====== Record set

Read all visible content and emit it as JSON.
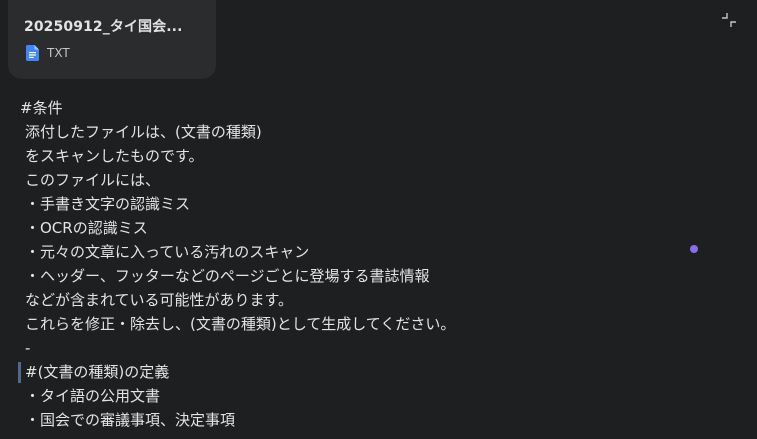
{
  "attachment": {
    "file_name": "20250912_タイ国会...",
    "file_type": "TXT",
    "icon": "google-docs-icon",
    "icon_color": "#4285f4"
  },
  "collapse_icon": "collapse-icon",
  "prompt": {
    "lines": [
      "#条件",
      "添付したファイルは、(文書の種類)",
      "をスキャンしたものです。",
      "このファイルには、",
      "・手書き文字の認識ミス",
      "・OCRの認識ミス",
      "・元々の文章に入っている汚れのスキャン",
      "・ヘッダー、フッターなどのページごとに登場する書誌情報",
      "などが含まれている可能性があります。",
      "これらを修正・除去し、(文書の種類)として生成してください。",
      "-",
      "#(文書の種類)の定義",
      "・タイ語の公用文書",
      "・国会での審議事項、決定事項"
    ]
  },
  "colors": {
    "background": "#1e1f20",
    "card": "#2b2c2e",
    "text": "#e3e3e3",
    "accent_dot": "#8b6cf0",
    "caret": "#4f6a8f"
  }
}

============
====== Record set

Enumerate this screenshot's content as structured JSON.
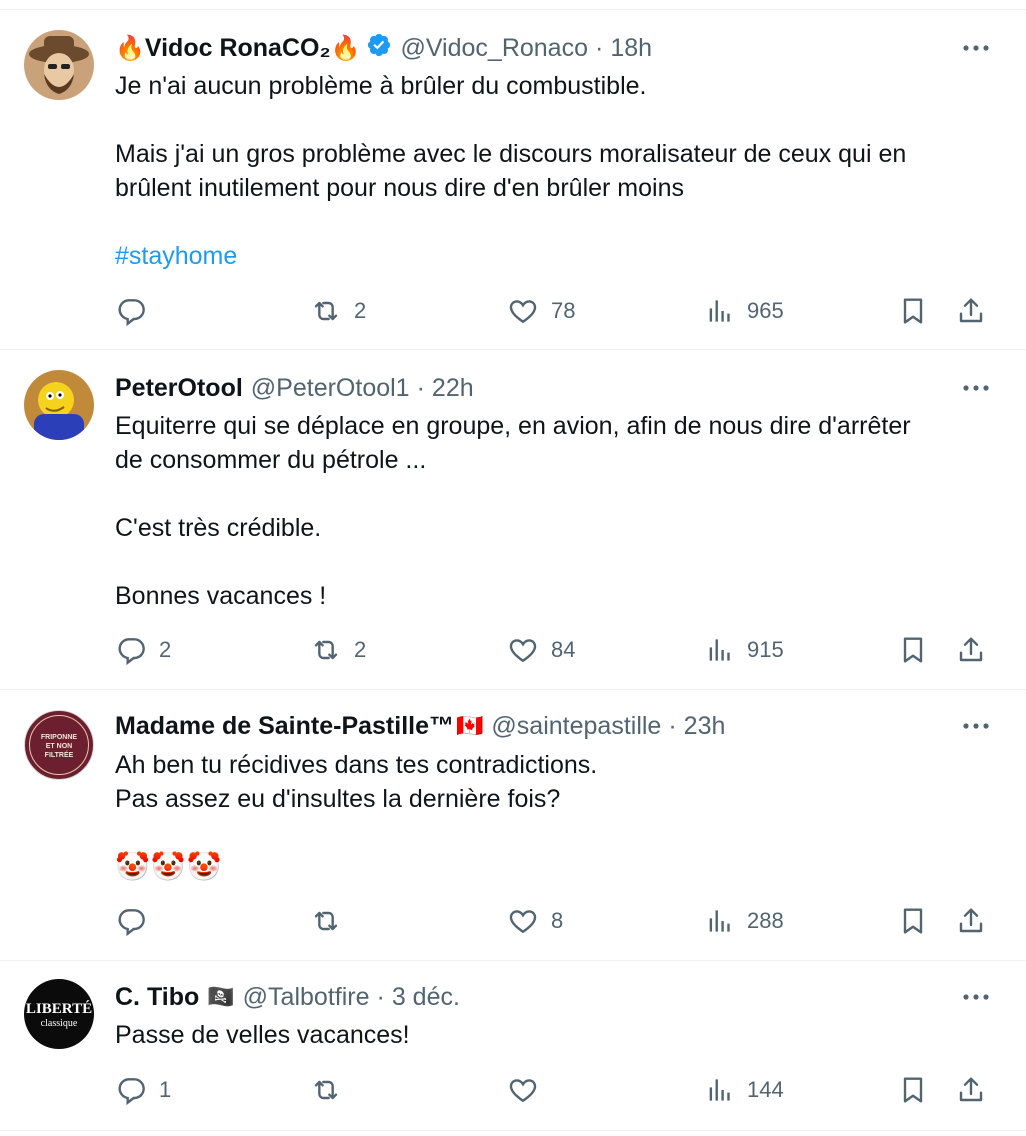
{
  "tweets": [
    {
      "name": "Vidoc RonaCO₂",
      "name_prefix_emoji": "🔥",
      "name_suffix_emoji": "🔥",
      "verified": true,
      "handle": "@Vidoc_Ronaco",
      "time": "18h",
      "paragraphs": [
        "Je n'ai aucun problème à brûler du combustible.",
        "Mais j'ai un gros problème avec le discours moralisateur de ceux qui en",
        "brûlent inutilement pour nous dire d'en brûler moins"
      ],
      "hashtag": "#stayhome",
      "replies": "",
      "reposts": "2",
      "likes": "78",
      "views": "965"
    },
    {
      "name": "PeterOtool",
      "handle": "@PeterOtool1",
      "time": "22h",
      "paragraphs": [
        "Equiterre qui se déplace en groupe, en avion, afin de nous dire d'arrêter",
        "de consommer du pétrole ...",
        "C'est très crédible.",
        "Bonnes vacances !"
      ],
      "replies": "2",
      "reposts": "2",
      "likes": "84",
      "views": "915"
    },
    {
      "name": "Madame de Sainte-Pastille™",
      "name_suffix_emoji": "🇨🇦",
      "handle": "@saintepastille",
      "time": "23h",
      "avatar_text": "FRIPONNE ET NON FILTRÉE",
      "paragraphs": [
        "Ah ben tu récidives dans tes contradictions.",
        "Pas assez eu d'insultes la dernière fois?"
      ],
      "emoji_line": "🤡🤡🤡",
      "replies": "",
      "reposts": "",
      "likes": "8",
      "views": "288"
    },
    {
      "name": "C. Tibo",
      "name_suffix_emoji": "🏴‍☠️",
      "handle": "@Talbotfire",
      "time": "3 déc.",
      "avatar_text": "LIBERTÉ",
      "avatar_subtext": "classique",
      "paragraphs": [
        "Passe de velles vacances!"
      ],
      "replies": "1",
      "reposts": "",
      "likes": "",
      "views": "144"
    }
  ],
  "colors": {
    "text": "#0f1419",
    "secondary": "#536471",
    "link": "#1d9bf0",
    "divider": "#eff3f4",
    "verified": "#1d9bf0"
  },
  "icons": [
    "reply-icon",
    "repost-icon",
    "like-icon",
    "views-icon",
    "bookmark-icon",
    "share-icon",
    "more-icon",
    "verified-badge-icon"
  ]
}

============
====== Record set

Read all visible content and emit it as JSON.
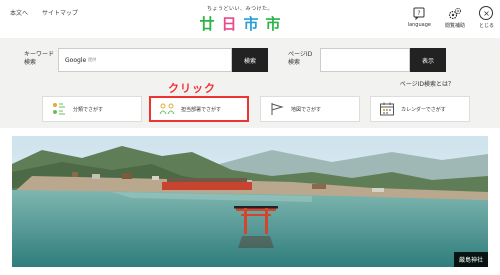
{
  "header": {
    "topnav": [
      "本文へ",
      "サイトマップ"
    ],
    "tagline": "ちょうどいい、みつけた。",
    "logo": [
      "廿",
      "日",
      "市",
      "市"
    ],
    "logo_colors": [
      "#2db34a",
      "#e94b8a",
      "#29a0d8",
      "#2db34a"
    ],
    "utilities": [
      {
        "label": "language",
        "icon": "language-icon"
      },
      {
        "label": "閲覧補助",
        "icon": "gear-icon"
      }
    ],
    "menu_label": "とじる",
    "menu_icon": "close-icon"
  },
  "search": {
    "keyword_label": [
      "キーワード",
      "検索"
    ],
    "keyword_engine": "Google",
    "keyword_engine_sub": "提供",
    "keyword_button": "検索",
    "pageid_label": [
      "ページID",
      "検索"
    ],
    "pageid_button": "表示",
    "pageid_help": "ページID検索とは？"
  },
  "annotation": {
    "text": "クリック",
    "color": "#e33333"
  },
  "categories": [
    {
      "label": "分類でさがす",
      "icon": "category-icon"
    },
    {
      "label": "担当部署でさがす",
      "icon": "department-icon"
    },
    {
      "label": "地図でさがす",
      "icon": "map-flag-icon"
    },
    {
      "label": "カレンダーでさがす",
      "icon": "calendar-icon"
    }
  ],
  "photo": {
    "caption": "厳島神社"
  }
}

============

Problem requirements: Pull out all lines from the entries above that include the word "nous".

Response:
        "brûlent inutilement pour nous dire d'en brûler moins"
        "Equiterre qui se déplace en groupe, en avion, afin de nous dire d'arrêter",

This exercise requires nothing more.